■ **Requirements**:
Transcribe the whole listing below without changing a word, but leave out every image.
*** Entries supplied ***
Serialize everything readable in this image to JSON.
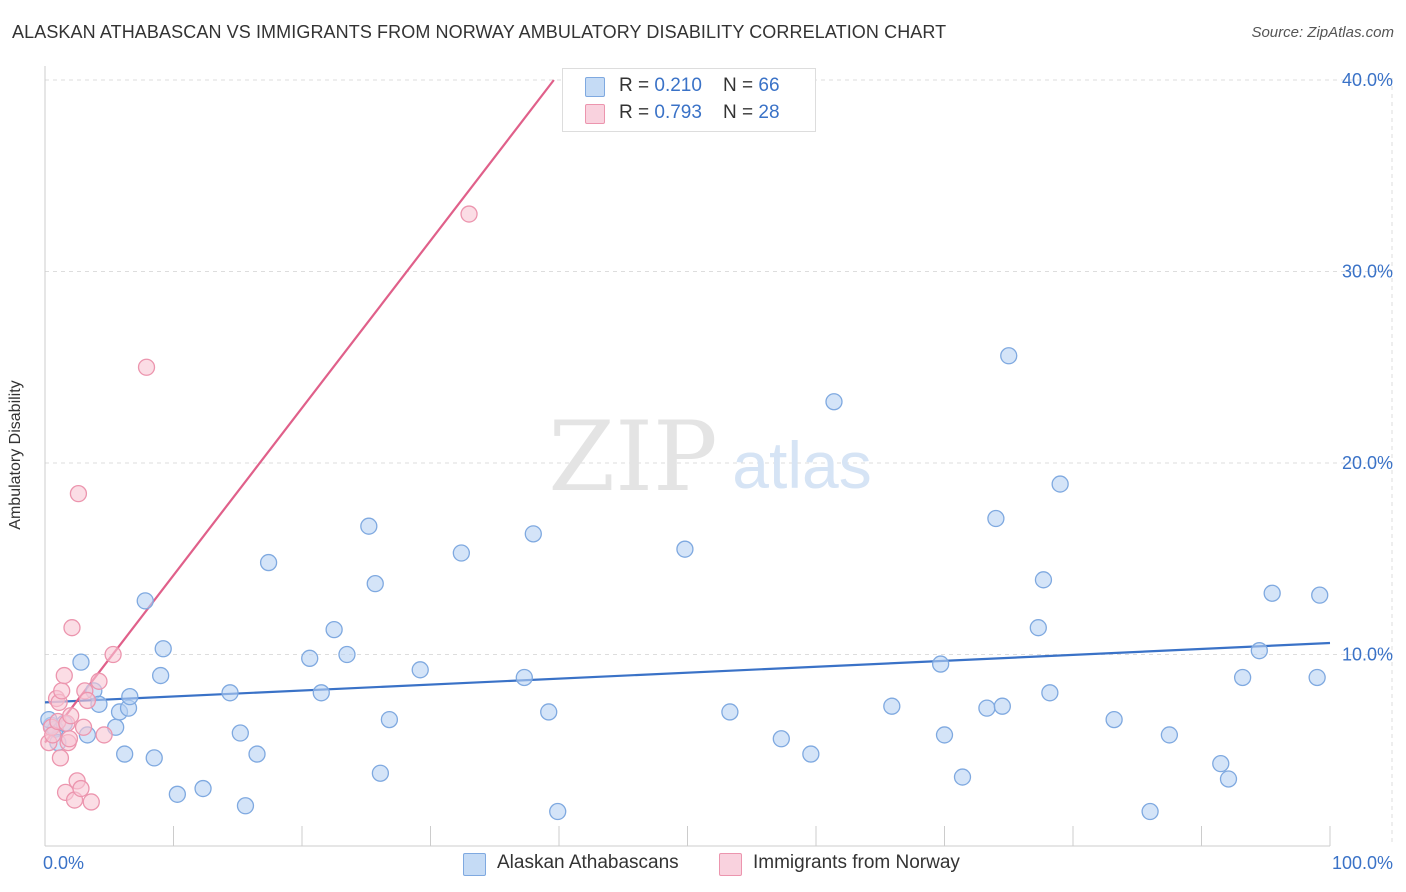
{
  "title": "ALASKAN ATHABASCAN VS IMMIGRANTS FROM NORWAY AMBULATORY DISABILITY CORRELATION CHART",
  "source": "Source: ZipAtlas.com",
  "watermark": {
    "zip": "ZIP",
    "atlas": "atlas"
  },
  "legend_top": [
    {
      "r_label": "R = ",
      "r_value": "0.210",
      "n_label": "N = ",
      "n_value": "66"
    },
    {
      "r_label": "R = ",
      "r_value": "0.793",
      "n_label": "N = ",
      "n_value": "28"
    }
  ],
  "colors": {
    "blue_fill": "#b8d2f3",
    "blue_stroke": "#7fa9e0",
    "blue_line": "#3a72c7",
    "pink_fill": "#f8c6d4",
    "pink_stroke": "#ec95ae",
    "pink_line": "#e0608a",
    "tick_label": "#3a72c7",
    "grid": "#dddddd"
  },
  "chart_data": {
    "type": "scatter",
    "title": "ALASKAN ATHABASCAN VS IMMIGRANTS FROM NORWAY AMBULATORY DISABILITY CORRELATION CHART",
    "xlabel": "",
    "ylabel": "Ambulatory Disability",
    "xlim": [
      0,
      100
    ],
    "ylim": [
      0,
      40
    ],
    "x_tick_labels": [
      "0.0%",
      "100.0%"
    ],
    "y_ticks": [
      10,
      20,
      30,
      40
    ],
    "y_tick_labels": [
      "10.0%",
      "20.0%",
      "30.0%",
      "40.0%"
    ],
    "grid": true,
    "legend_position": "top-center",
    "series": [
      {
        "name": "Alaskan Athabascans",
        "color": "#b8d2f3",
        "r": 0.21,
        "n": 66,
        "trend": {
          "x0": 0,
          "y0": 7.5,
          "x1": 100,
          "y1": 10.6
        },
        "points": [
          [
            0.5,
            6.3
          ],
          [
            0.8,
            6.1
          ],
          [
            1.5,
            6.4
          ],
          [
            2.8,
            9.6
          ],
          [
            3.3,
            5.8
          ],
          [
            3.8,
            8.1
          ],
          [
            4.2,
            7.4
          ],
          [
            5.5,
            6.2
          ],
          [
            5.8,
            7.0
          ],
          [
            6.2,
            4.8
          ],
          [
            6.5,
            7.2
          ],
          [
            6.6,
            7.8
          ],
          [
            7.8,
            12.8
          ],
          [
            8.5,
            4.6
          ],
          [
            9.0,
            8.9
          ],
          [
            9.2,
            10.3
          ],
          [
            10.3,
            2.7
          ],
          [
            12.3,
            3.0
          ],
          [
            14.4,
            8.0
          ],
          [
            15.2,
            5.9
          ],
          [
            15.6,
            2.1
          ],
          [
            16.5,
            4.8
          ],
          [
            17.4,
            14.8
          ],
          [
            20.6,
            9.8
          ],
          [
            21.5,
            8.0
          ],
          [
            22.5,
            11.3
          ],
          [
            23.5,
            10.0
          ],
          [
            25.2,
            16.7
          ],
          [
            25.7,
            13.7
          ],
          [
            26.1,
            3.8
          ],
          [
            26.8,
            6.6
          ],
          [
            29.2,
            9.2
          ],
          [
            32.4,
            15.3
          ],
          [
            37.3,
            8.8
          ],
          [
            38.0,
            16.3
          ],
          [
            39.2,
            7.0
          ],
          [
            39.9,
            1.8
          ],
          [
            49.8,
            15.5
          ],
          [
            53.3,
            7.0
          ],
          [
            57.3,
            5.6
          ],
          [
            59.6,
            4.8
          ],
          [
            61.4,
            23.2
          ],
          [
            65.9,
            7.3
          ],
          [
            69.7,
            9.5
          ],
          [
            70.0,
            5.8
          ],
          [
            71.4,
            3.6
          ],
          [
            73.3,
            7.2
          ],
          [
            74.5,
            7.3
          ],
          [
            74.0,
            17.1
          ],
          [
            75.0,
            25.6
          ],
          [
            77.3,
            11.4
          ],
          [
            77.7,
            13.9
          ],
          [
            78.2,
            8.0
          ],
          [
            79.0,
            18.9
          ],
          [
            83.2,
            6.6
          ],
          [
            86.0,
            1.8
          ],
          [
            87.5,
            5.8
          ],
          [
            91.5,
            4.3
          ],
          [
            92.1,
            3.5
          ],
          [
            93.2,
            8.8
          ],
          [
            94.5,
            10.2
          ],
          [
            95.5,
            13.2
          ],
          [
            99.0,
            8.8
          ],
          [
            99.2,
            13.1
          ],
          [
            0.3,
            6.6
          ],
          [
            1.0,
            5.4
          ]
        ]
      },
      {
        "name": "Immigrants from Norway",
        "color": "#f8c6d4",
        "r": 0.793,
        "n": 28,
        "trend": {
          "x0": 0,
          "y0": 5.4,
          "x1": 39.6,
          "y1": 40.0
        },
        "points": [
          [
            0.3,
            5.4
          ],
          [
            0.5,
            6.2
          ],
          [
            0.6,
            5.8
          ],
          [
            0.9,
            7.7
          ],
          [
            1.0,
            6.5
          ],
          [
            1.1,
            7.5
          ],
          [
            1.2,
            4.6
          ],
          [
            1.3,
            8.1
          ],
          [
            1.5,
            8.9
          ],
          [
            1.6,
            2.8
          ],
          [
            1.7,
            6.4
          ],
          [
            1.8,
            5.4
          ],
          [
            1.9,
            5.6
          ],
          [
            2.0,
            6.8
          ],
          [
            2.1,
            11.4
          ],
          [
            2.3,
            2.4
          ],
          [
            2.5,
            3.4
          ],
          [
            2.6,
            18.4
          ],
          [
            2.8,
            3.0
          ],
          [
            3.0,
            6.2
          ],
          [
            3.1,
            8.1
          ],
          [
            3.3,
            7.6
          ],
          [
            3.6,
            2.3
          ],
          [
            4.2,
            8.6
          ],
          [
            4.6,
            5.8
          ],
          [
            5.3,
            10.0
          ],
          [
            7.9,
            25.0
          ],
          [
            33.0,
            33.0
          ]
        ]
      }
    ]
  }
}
***
■ **Correct answer**:
Serialize everything readable in this image to JSON.
{
  "title": "ALASKAN ATHABASCAN VS IMMIGRANTS FROM NORWAY AMBULATORY DISABILITY CORRELATION CHART",
  "source": "Source: ZipAtlas.com",
  "watermark": {
    "zip": "ZIP",
    "atlas": "atlas"
  },
  "legend_top": [
    {
      "r_label": "R = ",
      "r_value": "0.210",
      "n_label": "N = ",
      "n_value": "66"
    },
    {
      "r_label": "R = ",
      "r_value": "0.793",
      "n_label": "N = ",
      "n_value": "28"
    }
  ],
  "colors": {
    "blue_fill": "#b8d2f3",
    "blue_stroke": "#7fa9e0",
    "blue_line": "#3a72c7",
    "pink_fill": "#f8c6d4",
    "pink_stroke": "#ec95ae",
    "pink_line": "#e0608a",
    "tick_label": "#3a72c7",
    "grid": "#dddddd"
  },
  "chart_data": {
    "type": "scatter",
    "title": "ALASKAN ATHABASCAN VS IMMIGRANTS FROM NORWAY AMBULATORY DISABILITY CORRELATION CHART",
    "xlabel": "",
    "ylabel": "Ambulatory Disability",
    "xlim": [
      0,
      100
    ],
    "ylim": [
      0,
      40
    ],
    "x_tick_labels": [
      "0.0%",
      "100.0%"
    ],
    "y_ticks": [
      10,
      20,
      30,
      40
    ],
    "y_tick_labels": [
      "10.0%",
      "20.0%",
      "30.0%",
      "40.0%"
    ],
    "grid": true,
    "legend_position": "top-center",
    "series": [
      {
        "name": "Alaskan Athabascans",
        "color": "#b8d2f3",
        "r": 0.21,
        "n": 66,
        "trend": {
          "x0": 0,
          "y0": 7.5,
          "x1": 100,
          "y1": 10.6
        },
        "points": [
          [
            0.5,
            6.3
          ],
          [
            0.8,
            6.1
          ],
          [
            1.5,
            6.4
          ],
          [
            2.8,
            9.6
          ],
          [
            3.3,
            5.8
          ],
          [
            3.8,
            8.1
          ],
          [
            4.2,
            7.4
          ],
          [
            5.5,
            6.2
          ],
          [
            5.8,
            7.0
          ],
          [
            6.2,
            4.8
          ],
          [
            6.5,
            7.2
          ],
          [
            6.6,
            7.8
          ],
          [
            7.8,
            12.8
          ],
          [
            8.5,
            4.6
          ],
          [
            9.0,
            8.9
          ],
          [
            9.2,
            10.3
          ],
          [
            10.3,
            2.7
          ],
          [
            12.3,
            3.0
          ],
          [
            14.4,
            8.0
          ],
          [
            15.2,
            5.9
          ],
          [
            15.6,
            2.1
          ],
          [
            16.5,
            4.8
          ],
          [
            17.4,
            14.8
          ],
          [
            20.6,
            9.8
          ],
          [
            21.5,
            8.0
          ],
          [
            22.5,
            11.3
          ],
          [
            23.5,
            10.0
          ],
          [
            25.2,
            16.7
          ],
          [
            25.7,
            13.7
          ],
          [
            26.1,
            3.8
          ],
          [
            26.8,
            6.6
          ],
          [
            29.2,
            9.2
          ],
          [
            32.4,
            15.3
          ],
          [
            37.3,
            8.8
          ],
          [
            38.0,
            16.3
          ],
          [
            39.2,
            7.0
          ],
          [
            39.9,
            1.8
          ],
          [
            49.8,
            15.5
          ],
          [
            53.3,
            7.0
          ],
          [
            57.3,
            5.6
          ],
          [
            59.6,
            4.8
          ],
          [
            61.4,
            23.2
          ],
          [
            65.9,
            7.3
          ],
          [
            69.7,
            9.5
          ],
          [
            70.0,
            5.8
          ],
          [
            71.4,
            3.6
          ],
          [
            73.3,
            7.2
          ],
          [
            74.5,
            7.3
          ],
          [
            74.0,
            17.1
          ],
          [
            75.0,
            25.6
          ],
          [
            77.3,
            11.4
          ],
          [
            77.7,
            13.9
          ],
          [
            78.2,
            8.0
          ],
          [
            79.0,
            18.9
          ],
          [
            83.2,
            6.6
          ],
          [
            86.0,
            1.8
          ],
          [
            87.5,
            5.8
          ],
          [
            91.5,
            4.3
          ],
          [
            92.1,
            3.5
          ],
          [
            93.2,
            8.8
          ],
          [
            94.5,
            10.2
          ],
          [
            95.5,
            13.2
          ],
          [
            99.0,
            8.8
          ],
          [
            99.2,
            13.1
          ],
          [
            0.3,
            6.6
          ],
          [
            1.0,
            5.4
          ]
        ]
      },
      {
        "name": "Immigrants from Norway",
        "color": "#f8c6d4",
        "r": 0.793,
        "n": 28,
        "trend": {
          "x0": 0,
          "y0": 5.4,
          "x1": 39.6,
          "y1": 40.0
        },
        "points": [
          [
            0.3,
            5.4
          ],
          [
            0.5,
            6.2
          ],
          [
            0.6,
            5.8
          ],
          [
            0.9,
            7.7
          ],
          [
            1.0,
            6.5
          ],
          [
            1.1,
            7.5
          ],
          [
            1.2,
            4.6
          ],
          [
            1.3,
            8.1
          ],
          [
            1.5,
            8.9
          ],
          [
            1.6,
            2.8
          ],
          [
            1.7,
            6.4
          ],
          [
            1.8,
            5.4
          ],
          [
            1.9,
            5.6
          ],
          [
            2.0,
            6.8
          ],
          [
            2.1,
            11.4
          ],
          [
            2.3,
            2.4
          ],
          [
            2.5,
            3.4
          ],
          [
            2.6,
            18.4
          ],
          [
            2.8,
            3.0
          ],
          [
            3.0,
            6.2
          ],
          [
            3.1,
            8.1
          ],
          [
            3.3,
            7.6
          ],
          [
            3.6,
            2.3
          ],
          [
            4.2,
            8.6
          ],
          [
            4.6,
            5.8
          ],
          [
            5.3,
            10.0
          ],
          [
            7.9,
            25.0
          ],
          [
            33.0,
            33.0
          ]
        ]
      }
    ]
  }
}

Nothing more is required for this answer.